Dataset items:
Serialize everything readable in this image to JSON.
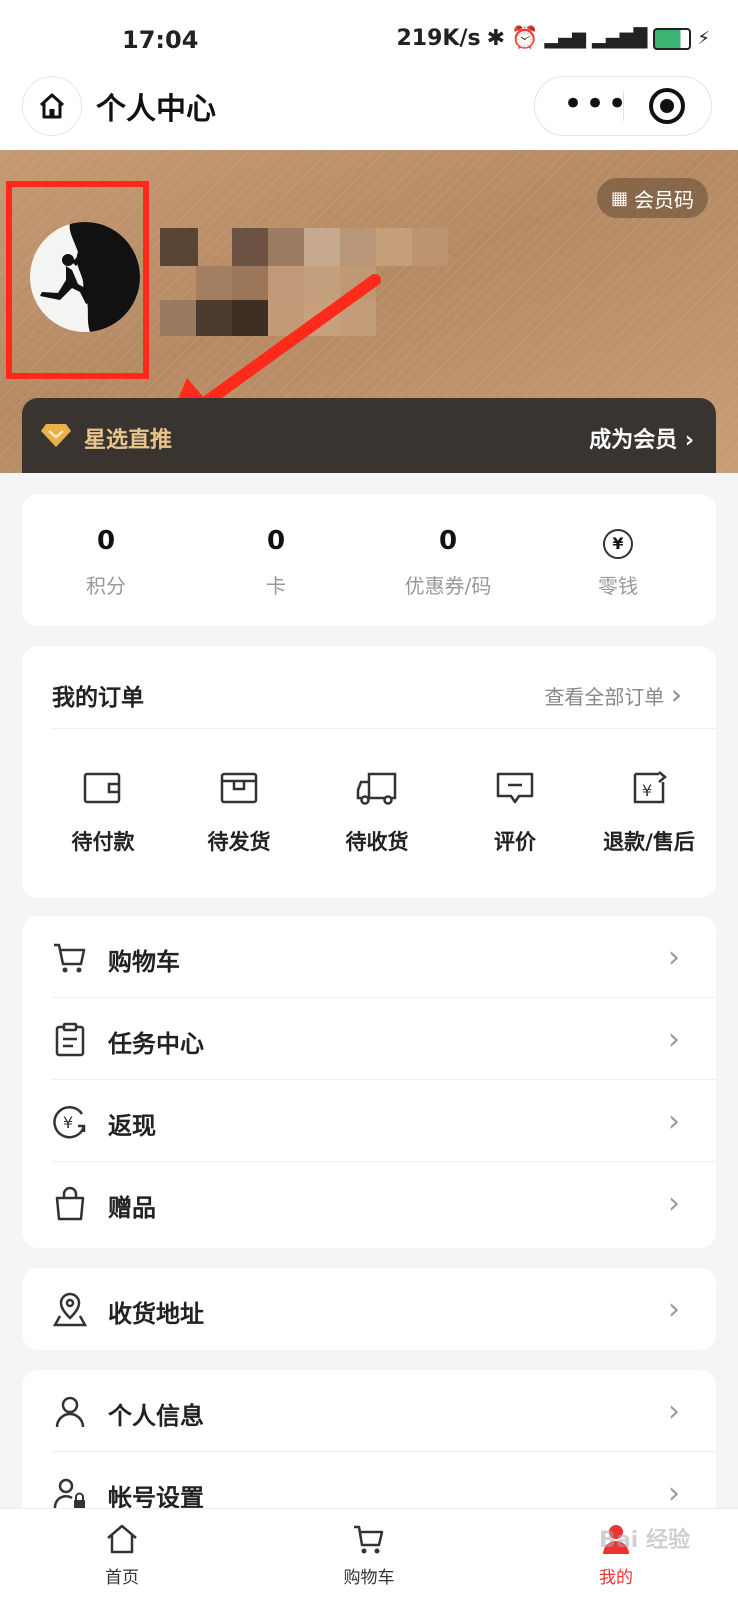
{
  "status_bar": {
    "time": "17:04",
    "network_speed": "219K/s",
    "icons": [
      "bluetooth-icon",
      "alarm-icon",
      "signal-5g-icon",
      "signal-4g-icon",
      "battery-icon",
      "charging-icon"
    ]
  },
  "nav": {
    "title": "个人中心",
    "more_glyph": "•••"
  },
  "hero": {
    "member_code_label": "会员码",
    "vip_name": "星选直推",
    "join_label": "成为会员",
    "highlight_color": "#ff2a1a"
  },
  "stats": [
    {
      "value": "0",
      "label": "积分"
    },
    {
      "value": "0",
      "label": "卡"
    },
    {
      "value": "0",
      "label": "优惠券/码"
    },
    {
      "value": "¥",
      "label": "零钱"
    }
  ],
  "orders": {
    "title": "我的订单",
    "view_all": "查看全部订单",
    "items": [
      {
        "label": "待付款",
        "icon": "wallet-icon"
      },
      {
        "label": "待发货",
        "icon": "package-icon"
      },
      {
        "label": "待收货",
        "icon": "truck-icon"
      },
      {
        "label": "评价",
        "icon": "comment-icon"
      },
      {
        "label": "退款/售后",
        "icon": "refund-icon"
      }
    ]
  },
  "menu": [
    {
      "label": "购物车",
      "icon": "cart-icon"
    },
    {
      "label": "任务中心",
      "icon": "clipboard-icon"
    },
    {
      "label": "返现",
      "icon": "cashback-icon"
    },
    {
      "label": "赠品",
      "icon": "gift-bag-icon"
    }
  ],
  "address": {
    "label": "收货地址",
    "icon": "location-icon"
  },
  "profile_menu": [
    {
      "label": "个人信息",
      "icon": "user-icon"
    },
    {
      "label": "帐号设置",
      "icon": "user-lock-icon"
    }
  ],
  "tabbar": [
    {
      "label": "首页",
      "icon": "home-icon"
    },
    {
      "label": "购物车",
      "icon": "cart-icon"
    },
    {
      "label": "我的",
      "icon": "profile-icon"
    }
  ],
  "watermark": "Bai 经验",
  "colors": {
    "hero": "#c59a73",
    "vip_bar": "#3a3431",
    "vip_text": "#e8c68c",
    "active_tab": "#e33333",
    "highlight": "#ff2a1a"
  }
}
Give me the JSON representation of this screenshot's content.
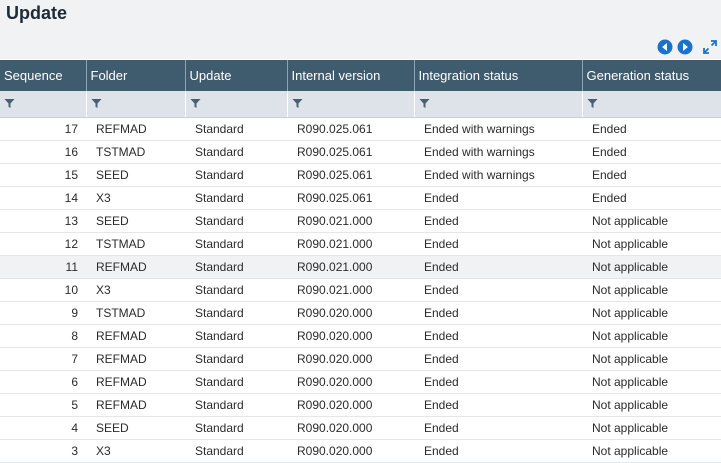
{
  "page": {
    "title": "Update"
  },
  "toolbar": {
    "prev_icon": "circle-left-arrow-icon",
    "next_icon": "circle-right-arrow-icon",
    "expand_icon": "expand-arrows-icon",
    "accent_color": "#1a73c8"
  },
  "table": {
    "columns": [
      "Sequence",
      "Folder",
      "Update",
      "Internal version",
      "Integration status",
      "Generation status"
    ],
    "filter_icon": "filter-funnel-icon",
    "rows": [
      [
        "17",
        "REFMAD",
        "Standard",
        "R090.025.061",
        "Ended with warnings",
        "Ended"
      ],
      [
        "16",
        "TSTMAD",
        "Standard",
        "R090.025.061",
        "Ended with warnings",
        "Ended"
      ],
      [
        "15",
        "SEED",
        "Standard",
        "R090.025.061",
        "Ended with warnings",
        "Ended"
      ],
      [
        "14",
        "X3",
        "Standard",
        "R090.025.061",
        "Ended",
        "Ended"
      ],
      [
        "13",
        "SEED",
        "Standard",
        "R090.021.000",
        "Ended",
        "Not applicable"
      ],
      [
        "12",
        "TSTMAD",
        "Standard",
        "R090.021.000",
        "Ended",
        "Not applicable"
      ],
      [
        "11",
        "REFMAD",
        "Standard",
        "R090.021.000",
        "Ended",
        "Not applicable"
      ],
      [
        "10",
        "X3",
        "Standard",
        "R090.021.000",
        "Ended",
        "Not applicable"
      ],
      [
        "9",
        "TSTMAD",
        "Standard",
        "R090.020.000",
        "Ended",
        "Not applicable"
      ],
      [
        "8",
        "REFMAD",
        "Standard",
        "R090.020.000",
        "Ended",
        "Not applicable"
      ],
      [
        "7",
        "REFMAD",
        "Standard",
        "R090.020.000",
        "Ended",
        "Not applicable"
      ],
      [
        "6",
        "REFMAD",
        "Standard",
        "R090.020.000",
        "Ended",
        "Not applicable"
      ],
      [
        "5",
        "REFMAD",
        "Standard",
        "R090.020.000",
        "Ended",
        "Not applicable"
      ],
      [
        "4",
        "SEED",
        "Standard",
        "R090.020.000",
        "Ended",
        "Not applicable"
      ],
      [
        "3",
        "X3",
        "Standard",
        "R090.020.000",
        "Ended",
        "Not applicable"
      ]
    ]
  }
}
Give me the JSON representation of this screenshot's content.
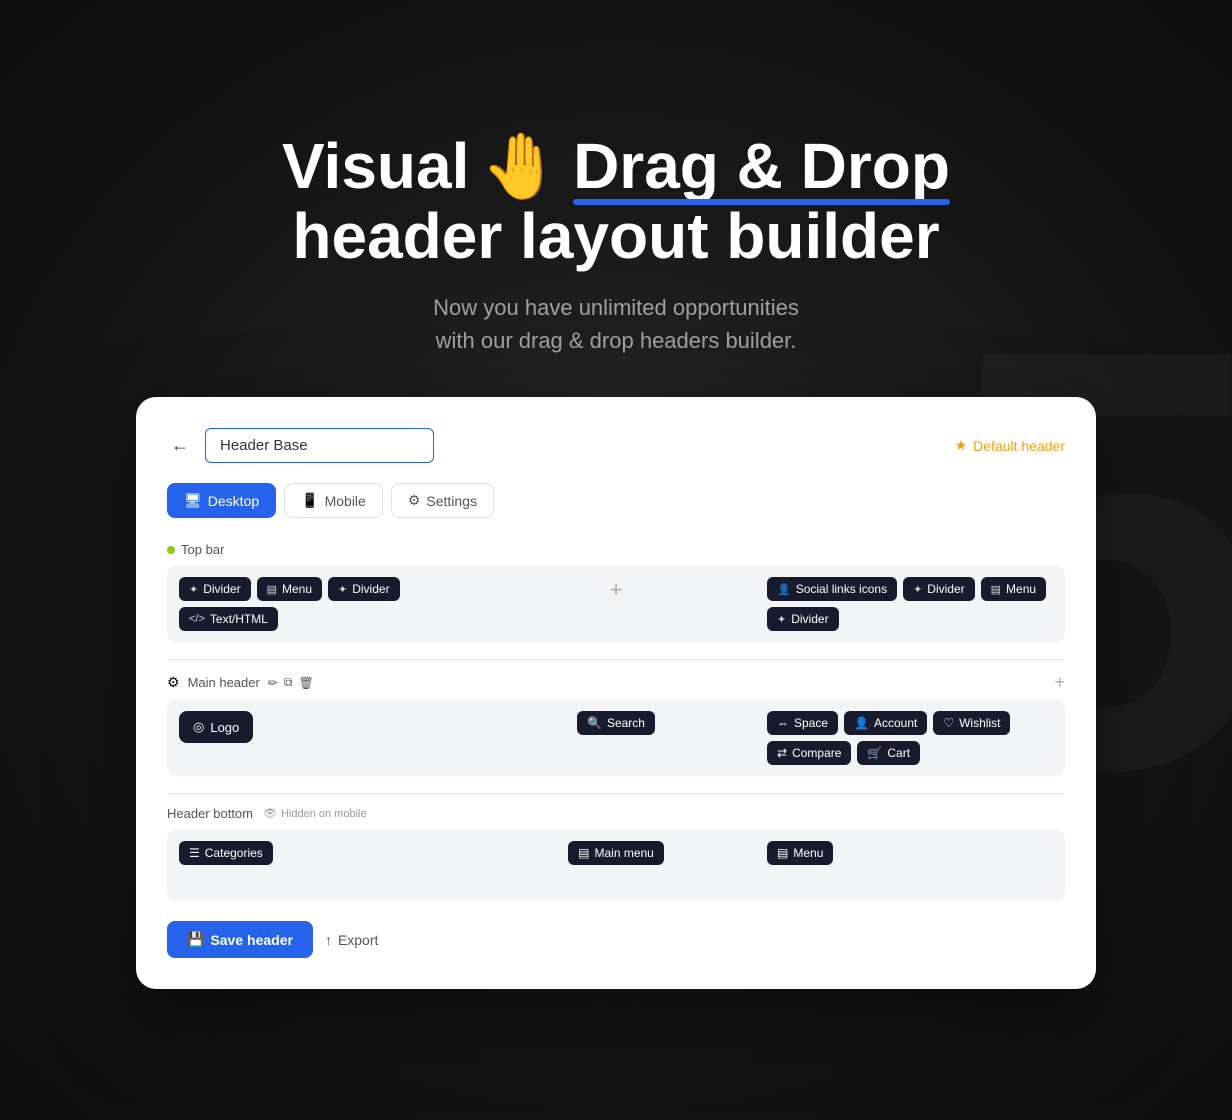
{
  "bg_number": "5",
  "hero": {
    "line1_pre": "Visual ",
    "line1_highlight": "Drag & Drop",
    "line2": "header layout builder",
    "subtitle_line1": "Now you have unlimited opportunities",
    "subtitle_line2": "with our drag & drop headers builder.",
    "hand_emoji": "🤚"
  },
  "card": {
    "back_label": "←",
    "header_name": "Header Base",
    "default_badge": "Default header",
    "star_emoji": "★",
    "tabs": [
      {
        "id": "desktop",
        "label": "Desktop",
        "icon": "🖥",
        "active": true
      },
      {
        "id": "mobile",
        "label": "Mobile",
        "icon": "📱",
        "active": false
      },
      {
        "id": "settings",
        "label": "Settings",
        "icon": "⚙",
        "active": false
      }
    ],
    "top_bar": {
      "label": "Top bar",
      "left_chips": [
        {
          "icon": "✦",
          "label": "Divider"
        },
        {
          "icon": "▤",
          "label": "Menu"
        },
        {
          "icon": "✦",
          "label": "Divider"
        },
        {
          "icon": "⟨/⟩",
          "label": "Text/HTML"
        }
      ],
      "right_chips": [
        {
          "icon": "👤",
          "label": "Social links icons"
        },
        {
          "icon": "✦",
          "label": "Divider"
        },
        {
          "icon": "▤",
          "label": "Menu"
        },
        {
          "icon": "✦",
          "label": "Divider"
        }
      ]
    },
    "main_header": {
      "label": "Main header",
      "left_chips": [
        {
          "icon": "◎",
          "label": "Logo"
        }
      ],
      "center_chips": [
        {
          "icon": "🔍",
          "label": "Search"
        }
      ],
      "right_chips": [
        {
          "icon": "⇔",
          "label": "Space"
        },
        {
          "icon": "👤",
          "label": "Account"
        },
        {
          "icon": "♡",
          "label": "Wishlist"
        },
        {
          "icon": "⇄",
          "label": "Compare"
        },
        {
          "icon": "🛒",
          "label": "Cart"
        }
      ]
    },
    "header_bottom": {
      "label": "Header bottom",
      "hidden_label": "Hidden on mobile",
      "left_chips": [
        {
          "icon": "☰",
          "label": "Categories"
        }
      ],
      "center_chips": [
        {
          "icon": "▤",
          "label": "Main menu"
        }
      ],
      "right_chips": [
        {
          "icon": "▤",
          "label": "Menu"
        }
      ]
    },
    "footer": {
      "save_label": "Save header",
      "export_label": "Export",
      "save_icon": "💾",
      "export_icon": "↑"
    }
  }
}
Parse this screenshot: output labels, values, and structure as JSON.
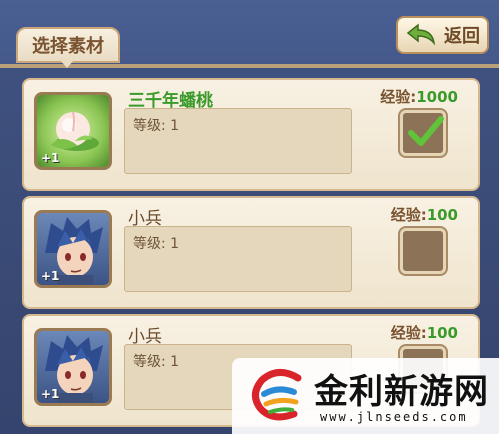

### Requirements
The records above must be printed exactly; the pictures stay out.

### The result
Serialize everything readable in this image to JSON.
{
  "status_bar": {
    "time": "17:04",
    "network_speed": "219K/s",
    "icons": [
      "bluetooth-icon",
      "alarm-icon",
      "signal-5g-icon",
      "signal-4g-icon",
      "battery-icon",
      "charging-icon"
    ]
  },
  "nav": {
    "title": "个人中心",
    "more_glyph": "•••"
  },
  "hero": {
    "member_code_label": "会员码",
    "vip_name": "星选直推",
    "join_label": "成为会员",
    "highlight_color": "#ff2a1a"
  },
  "stats": [
    {
      "value": "0",
      "label": "积分"
    },
    {
      "value": "0",
      "label": "卡"
    },
    {
      "value": "0",
      "label": "优惠券/码"
    },
    {
      "value": "¥",
      "label": "零钱"
    }
  ],
  "orders": {
    "title": "我的订单",
    "view_all": "查看全部订单",
    "items": [
      {
        "label": "待付款",
        "icon": "wallet-icon"
      },
      {
        "label": "待发货",
        "icon": "package-icon"
      },
      {
        "label": "待收货",
        "icon": "truck-icon"
      },
      {
        "label": "评价",
        "icon": "comment-icon"
      },
      {
        "label": "退款/售后",
        "icon": "refund-icon"
      }
    ]
  },
  "menu": [
    {
      "label": "购物车",
      "icon": "cart-icon"
    },
    {
      "label": "任务中心",
      "icon": "clipboard-icon"
    },
    {
      "label": "返现",
      "icon": "cashback-icon"
    },
    {
      "label": "赠品",
      "icon": "gift-bag-icon"
    }
  ],
  "address": {
    "label": "收货地址",
    "icon": "location-icon"
  },
  "profile_menu": [
    {
      "label": "个人信息",
      "icon": "user-icon"
    },
    {
      "label": "帐号设置",
      "icon": "user-lock-icon"
    }
  ],
  "tabbar": [
    {
      "label": "首页",
      "icon": "home-icon"
    },
    {
      "label": "购物车",
      "icon": "cart-icon"
    },
    {
      "label": "我的",
      "icon": "profile-icon"
    }
  ],
  "watermark": "Bai 经验",
  "colors": {
    "hero": "#c59a73",
    "vip_bar": "#3a3431",
    "vip_text": "#e8c68c",
    "active_tab": "#e33333",
    "highlight": "#ff2a1a"
  }
}
Give me the JSON representation of this screenshot's content.
{
  "page": {
    "title": "Update"
  },
  "toolbar": {
    "prev_icon": "circle-left-arrow-icon",
    "next_icon": "circle-right-arrow-icon",
    "expand_icon": "expand-arrows-icon",
    "accent_color": "#1a73c8"
  },
  "table": {
    "columns": [
      "Sequence",
      "Folder",
      "Update",
      "Internal version",
      "Integration status",
      "Generation status"
    ],
    "filter_icon": "filter-funnel-icon",
    "rows": [
      [
        "17",
        "REFMAD",
        "Standard",
        "R090.025.061",
        "Ended with warnings",
        "Ended"
      ],
      [
        "16",
        "TSTMAD",
        "Standard",
        "R090.025.061",
        "Ended with warnings",
        "Ended"
      ],
      [
        "15",
        "SEED",
        "Standard",
        "R090.025.061",
        "Ended with warnings",
        "Ended"
      ],
      [
        "14",
        "X3",
        "Standard",
        "R090.025.061",
        "Ended",
        "Ended"
      ],
      [
        "13",
        "SEED",
        "Standard",
        "R090.021.000",
        "Ended",
        "Not applicable"
      ],
      [
        "12",
        "TSTMAD",
        "Standard",
        "R090.021.000",
        "Ended",
        "Not applicable"
      ],
      [
        "11",
        "REFMAD",
        "Standard",
        "R090.021.000",
        "Ended",
        "Not applicable"
      ],
      [
        "10",
        "X3",
        "Standard",
        "R090.021.000",
        "Ended",
        "Not applicable"
      ],
      [
        "9",
        "TSTMAD",
        "Standard",
        "R090.020.000",
        "Ended",
        "Not applicable"
      ],
      [
        "8",
        "REFMAD",
        "Standard",
        "R090.020.000",
        "Ended",
        "Not applicable"
      ],
      [
        "7",
        "REFMAD",
        "Standard",
        "R090.020.000",
        "Ended",
        "Not applicable"
      ],
      [
        "6",
        "REFMAD",
        "Standard",
        "R090.020.000",
        "Ended",
        "Not applicable"
      ],
      [
        "5",
        "REFMAD",
        "Standard",
        "R090.020.000",
        "Ended",
        "Not applicable"
      ],
      [
        "4",
        "SEED",
        "Standard",
        "R090.020.000",
        "Ended",
        "Not applicable"
      ],
      [
        "3",
        "X3",
        "Standard",
        "R090.020.000",
        "Ended",
        "Not applicable"
      ]
    ]
  }
}
Give me the JSON representation of this screenshot's content.
{
  "bg_number": "5",
  "hero": {
    "line1_pre": "Visual ",
    "line1_highlight": "Drag & Drop",
    "line2": "header layout builder",
    "subtitle_line1": "Now you have unlimited opportunities",
    "subtitle_line2": "with our drag & drop headers builder.",
    "hand_emoji": "🤚"
  },
  "card": {
    "back_label": "←",
    "header_name": "Header Base",
    "default_badge": "Default header",
    "star_emoji": "★",
    "tabs": [
      {
        "id": "desktop",
        "label": "Desktop",
        "icon": "🖥",
        "active": true
      },
      {
        "id": "mobile",
        "label": "Mobile",
        "icon": "📱",
        "active": false
      },
      {
        "id": "settings",
        "label": "Settings",
        "icon": "⚙",
        "active": false
      }
    ],
    "top_bar": {
      "label": "Top bar",
      "left_chips": [
        {
          "icon": "✦",
          "label": "Divider"
        },
        {
          "icon": "▤",
          "label": "Menu"
        },
        {
          "icon": "✦",
          "label": "Divider"
        },
        {
          "icon": "⟨/⟩",
          "label": "Text/HTML"
        }
      ],
      "right_chips": [
        {
          "icon": "👤",
          "label": "Social links icons"
        },
        {
          "icon": "✦",
          "label": "Divider"
        },
        {
          "icon": "▤",
          "label": "Menu"
        },
        {
          "icon": "✦",
          "label": "Divider"
        }
      ]
    },
    "main_header": {
      "label": "Main header",
      "left_chips": [
        {
          "icon": "◎",
          "label": "Logo"
        }
      ],
      "center_chips": [
        {
          "icon": "🔍",
          "label": "Search"
        }
      ],
      "right_chips": [
        {
          "icon": "⇔",
          "label": "Space"
        },
        {
          "icon": "👤",
          "label": "Account"
        },
        {
          "icon": "♡",
          "label": "Wishlist"
        },
        {
          "icon": "⇄",
          "label": "Compare"
        },
        {
          "icon": "🛒",
          "label": "Cart"
        }
      ]
    },
    "header_bottom": {
      "label": "Header bottom",
      "hidden_label": "Hidden on mobile",
      "left_chips": [
        {
          "icon": "☰",
          "label": "Categories"
        }
      ],
      "center_chips": [
        {
          "icon": "▤",
          "label": "Main menu"
        }
      ],
      "right_chips": [
        {
          "icon": "▤",
          "label": "Menu"
        }
      ]
    },
    "footer": {
      "save_label": "Save header",
      "export_label": "Export",
      "save_icon": "💾",
      "export_icon": "↑"
    }
  }
}
Parse this screenshot: output labels, values, and structure as JSON.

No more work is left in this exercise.